** begin Records for this exercise **

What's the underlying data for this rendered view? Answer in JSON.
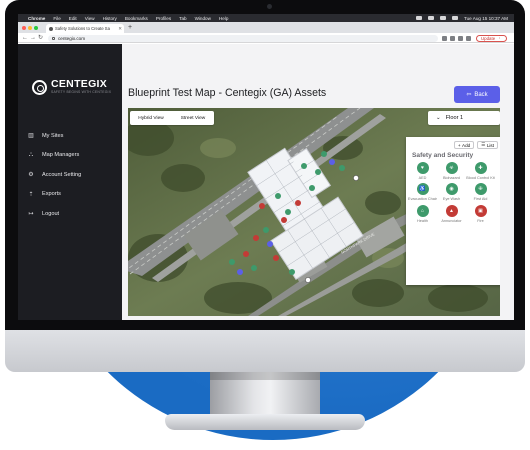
{
  "menubar": {
    "app": "Chrome",
    "items": [
      "File",
      "Edit",
      "View",
      "History",
      "Bookmarks",
      "Profiles",
      "Tab",
      "Window",
      "Help"
    ],
    "clock": "Tue Aug 15  10:37 AM"
  },
  "browser": {
    "tab_title": "Safety Solutions to Create Sa",
    "url": "centegix.com",
    "update_label": "Update"
  },
  "sidebar": {
    "logo_text": "CENTEGIX",
    "logo_tagline": "SAFETY BEGINS WITH CENTEGIX",
    "items": [
      {
        "label": "My Sites",
        "icon": "building-icon"
      },
      {
        "label": "Map Managers",
        "icon": "users-icon"
      },
      {
        "label": "Account Setting",
        "icon": "gear-icon"
      },
      {
        "label": "Exports",
        "icon": "export-icon"
      },
      {
        "label": "Logout",
        "icon": "logout-icon"
      }
    ]
  },
  "main": {
    "title": "Blueprint Test Map - Centegix (GA) Assets",
    "back_label": "Back"
  },
  "map": {
    "view_options": [
      "Hybrid View",
      "Street View"
    ],
    "floor": "Floor 1",
    "road_label": "NORTHPARK DRIVE"
  },
  "asset_panel": {
    "add_label": "Add",
    "list_label": "List",
    "title": "Safety and Security",
    "assets": [
      {
        "label": "AED",
        "icon": "heart-icon",
        "color": "green"
      },
      {
        "label": "Biohazard",
        "icon": "biohazard-icon",
        "color": "green"
      },
      {
        "label": "Blood Control Kit",
        "icon": "bleeding-icon",
        "color": "green"
      },
      {
        "label": "Evacuation Chair",
        "icon": "wheelchair-icon",
        "color": "green"
      },
      {
        "label": "Eye Wash",
        "icon": "eye-wash-icon",
        "color": "green"
      },
      {
        "label": "First Aid",
        "icon": "first-aid-icon",
        "color": "green"
      },
      {
        "label": "Health",
        "icon": "health-icon",
        "color": "green"
      },
      {
        "label": "Annunciator",
        "icon": "annunciator-icon",
        "color": "red"
      },
      {
        "label": "Fire",
        "icon": "fire-icon",
        "color": "red"
      }
    ]
  },
  "colors": {
    "accent": "#5b5fe8",
    "sidebar_bg": "#1c1d22",
    "marker_green": "#3e9a6b",
    "marker_red": "#c33b36",
    "backdrop_blue": "#1d77d9"
  }
}
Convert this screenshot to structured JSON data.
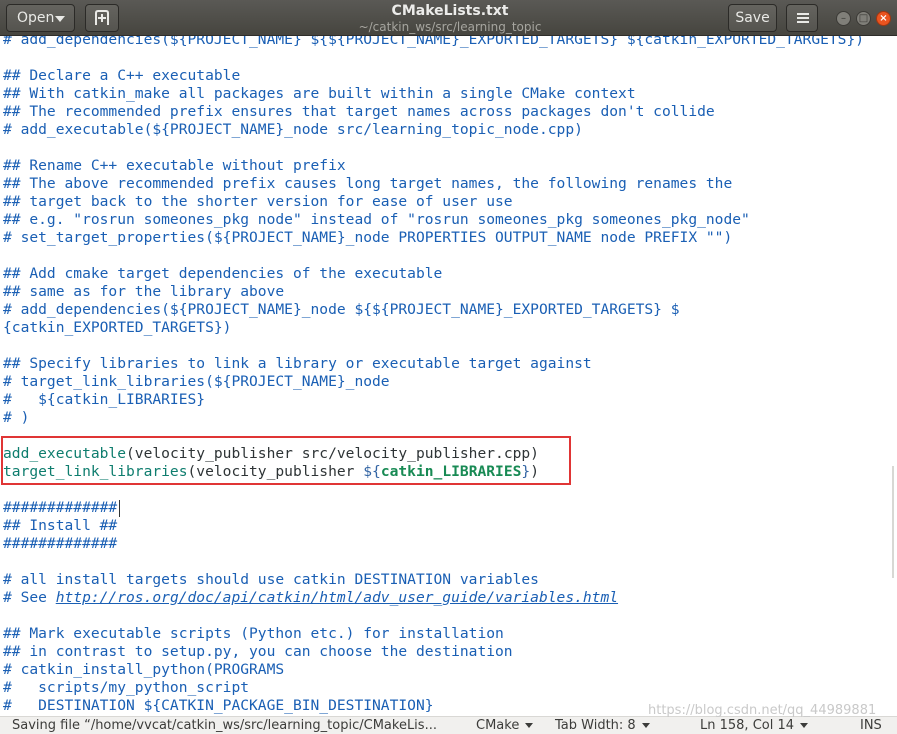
{
  "header": {
    "open_label": "Open",
    "title": "CMakeLists.txt",
    "subtitle": "~/catkin_ws/src/learning_topic",
    "save_label": "Save"
  },
  "editor": {
    "lines": {
      "l0": "# add_dependencies(${PROJECT_NAME} ${${PROJECT_NAME}_EXPORTED_TARGETS} ${catkin_EXPORTED_TARGETS})",
      "l2": "## Declare a C++ executable",
      "l3": "## With catkin_make all packages are built within a single CMake context",
      "l4": "## The recommended prefix ensures that target names across packages don't collide",
      "l5": "# add_executable(${PROJECT_NAME}_node src/learning_topic_node.cpp)",
      "l7": "## Rename C++ executable without prefix",
      "l8": "## The above recommended prefix causes long target names, the following renames the",
      "l9": "## target back to the shorter version for ease of user use",
      "l10": "## e.g. \"rosrun someones_pkg node\" instead of \"rosrun someones_pkg someones_pkg_node\"",
      "l11": "# set_target_properties(${PROJECT_NAME}_node PROPERTIES OUTPUT_NAME node PREFIX \"\")",
      "l13": "## Add cmake target dependencies of the executable",
      "l14": "## same as for the library above",
      "l15": "# add_dependencies(${PROJECT_NAME}_node ${${PROJECT_NAME}_EXPORTED_TARGETS} $",
      "l16": "{catkin_EXPORTED_TARGETS})",
      "l18": "## Specify libraries to link a library or executable target against",
      "l19": "# target_link_libraries(${PROJECT_NAME}_node",
      "l20": "#   ${catkin_LIBRARIES}",
      "l21": "# )",
      "l23": {
        "cmd": "add_executable",
        "rest": "(velocity_publisher src/velocity_publisher.cpp)"
      },
      "l24": {
        "cmd": "target_link_libraries",
        "mid": "(velocity_publisher ",
        "var_open": "${",
        "var": "catkin_LIBRARIES",
        "var_close": "}",
        "end": ")"
      },
      "l26": "#############",
      "l27": "## Install ##",
      "l28": "#############",
      "l30": "# all install targets should use catkin DESTINATION variables",
      "l31": {
        "pre": "# See ",
        "url": "http://ros.org/doc/api/catkin/html/adv_user_guide/variables.html"
      },
      "l33": "## Mark executable scripts (Python etc.) for installation",
      "l34": "## in contrast to setup.py, you can choose the destination",
      "l35": "# catkin_install_python(PROGRAMS",
      "l36": "#   scripts/my_python_script",
      "l37": "#   DESTINATION ${CATKIN_PACKAGE_BIN_DESTINATION}"
    }
  },
  "status": {
    "message": "Saving file “/home/vvcat/catkin_ws/src/learning_topic/CMakeLis...",
    "language": "CMake",
    "tab_width": "Tab Width: 8",
    "position": "Ln 158, Col 14",
    "mode": "INS"
  },
  "watermark": "https://blog.csdn.net/qq_44989881",
  "colors": {
    "header_bg": "#4f4e49",
    "close_button": "#e95420",
    "comment": "#1a5fb4",
    "command": "#0e7d6e",
    "variable": "#188a54",
    "highlight_box": "#e03535"
  },
  "icons": {
    "new_tab": "new-document-tab-icon",
    "menu": "hamburger-menu-icon"
  }
}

** end Records for this exercise **

### Goal
Without the pictures, return all the records precisely as they stand.

### The reply
What's the underlying data for this rendered view? Answer in JSON.
{
  "menubar": {
    "app": "Chrome",
    "items": [
      "File",
      "Edit",
      "View",
      "History",
      "Bookmarks",
      "Profiles",
      "Tab",
      "Window",
      "Help"
    ],
    "clock": "Tue Aug 15  10:37 AM"
  },
  "browser": {
    "tab_title": "Safety Solutions to Create Sa",
    "url": "centegix.com",
    "update_label": "Update"
  },
  "sidebar": {
    "logo_text": "CENTEGIX",
    "logo_tagline": "SAFETY BEGINS WITH CENTEGIX",
    "items": [
      {
        "label": "My Sites",
        "icon": "building-icon"
      },
      {
        "label": "Map Managers",
        "icon": "users-icon"
      },
      {
        "label": "Account Setting",
        "icon": "gear-icon"
      },
      {
        "label": "Exports",
        "icon": "export-icon"
      },
      {
        "label": "Logout",
        "icon": "logout-icon"
      }
    ]
  },
  "main": {
    "title": "Blueprint Test Map - Centegix (GA) Assets",
    "back_label": "Back"
  },
  "map": {
    "view_options": [
      "Hybrid View",
      "Street View"
    ],
    "floor": "Floor 1",
    "road_label": "NORTHPARK DRIVE"
  },
  "asset_panel": {
    "add_label": "Add",
    "list_label": "List",
    "title": "Safety and Security",
    "assets": [
      {
        "label": "AED",
        "icon": "heart-icon",
        "color": "green"
      },
      {
        "label": "Biohazard",
        "icon": "biohazard-icon",
        "color": "green"
      },
      {
        "label": "Blood Control Kit",
        "icon": "bleeding-icon",
        "color": "green"
      },
      {
        "label": "Evacuation Chair",
        "icon": "wheelchair-icon",
        "color": "green"
      },
      {
        "label": "Eye Wash",
        "icon": "eye-wash-icon",
        "color": "green"
      },
      {
        "label": "First Aid",
        "icon": "first-aid-icon",
        "color": "green"
      },
      {
        "label": "Health",
        "icon": "health-icon",
        "color": "green"
      },
      {
        "label": "Annunciator",
        "icon": "annunciator-icon",
        "color": "red"
      },
      {
        "label": "Fire",
        "icon": "fire-icon",
        "color": "red"
      }
    ]
  },
  "colors": {
    "accent": "#5b5fe8",
    "sidebar_bg": "#1c1d22",
    "marker_green": "#3e9a6b",
    "marker_red": "#c33b36",
    "backdrop_blue": "#1d77d9"
  }
}
Convert this screenshot to structured JSON data.
{
  "header": {
    "open_label": "Open",
    "title": "CMakeLists.txt",
    "subtitle": "~/catkin_ws/src/learning_topic",
    "save_label": "Save"
  },
  "editor": {
    "lines": {
      "l0": "# add_dependencies(${PROJECT_NAME} ${${PROJECT_NAME}_EXPORTED_TARGETS} ${catkin_EXPORTED_TARGETS})",
      "l2": "## Declare a C++ executable",
      "l3": "## With catkin_make all packages are built within a single CMake context",
      "l4": "## The recommended prefix ensures that target names across packages don't collide",
      "l5": "# add_executable(${PROJECT_NAME}_node src/learning_topic_node.cpp)",
      "l7": "## Rename C++ executable without prefix",
      "l8": "## The above recommended prefix causes long target names, the following renames the",
      "l9": "## target back to the shorter version for ease of user use",
      "l10": "## e.g. \"rosrun someones_pkg node\" instead of \"rosrun someones_pkg someones_pkg_node\"",
      "l11": "# set_target_properties(${PROJECT_NAME}_node PROPERTIES OUTPUT_NAME node PREFIX \"\")",
      "l13": "## Add cmake target dependencies of the executable",
      "l14": "## same as for the library above",
      "l15": "# add_dependencies(${PROJECT_NAME}_node ${${PROJECT_NAME}_EXPORTED_TARGETS} $",
      "l16": "{catkin_EXPORTED_TARGETS})",
      "l18": "## Specify libraries to link a library or executable target against",
      "l19": "# target_link_libraries(${PROJECT_NAME}_node",
      "l20": "#   ${catkin_LIBRARIES}",
      "l21": "# )",
      "l23": {
        "cmd": "add_executable",
        "rest": "(velocity_publisher src/velocity_publisher.cpp)"
      },
      "l24": {
        "cmd": "target_link_libraries",
        "mid": "(velocity_publisher ",
        "var_open": "${",
        "var": "catkin_LIBRARIES",
        "var_close": "}",
        "end": ")"
      },
      "l26": "#############",
      "l27": "## Install ##",
      "l28": "#############",
      "l30": "# all install targets should use catkin DESTINATION variables",
      "l31": {
        "pre": "# See ",
        "url": "http://ros.org/doc/api/catkin/html/adv_user_guide/variables.html"
      },
      "l33": "## Mark executable scripts (Python etc.) for installation",
      "l34": "## in contrast to setup.py, you can choose the destination",
      "l35": "# catkin_install_python(PROGRAMS",
      "l36": "#   scripts/my_python_script",
      "l37": "#   DESTINATION ${CATKIN_PACKAGE_BIN_DESTINATION}"
    }
  },
  "status": {
    "message": "Saving file “/home/vvcat/catkin_ws/src/learning_topic/CMakeLis...",
    "language": "CMake",
    "tab_width": "Tab Width: 8",
    "position": "Ln 158, Col 14",
    "mode": "INS"
  },
  "watermark": "https://blog.csdn.net/qq_44989881",
  "colors": {
    "header_bg": "#4f4e49",
    "close_button": "#e95420",
    "comment": "#1a5fb4",
    "command": "#0e7d6e",
    "variable": "#188a54",
    "highlight_box": "#e03535"
  },
  "icons": {
    "new_tab": "new-document-tab-icon",
    "menu": "hamburger-menu-icon"
  }
}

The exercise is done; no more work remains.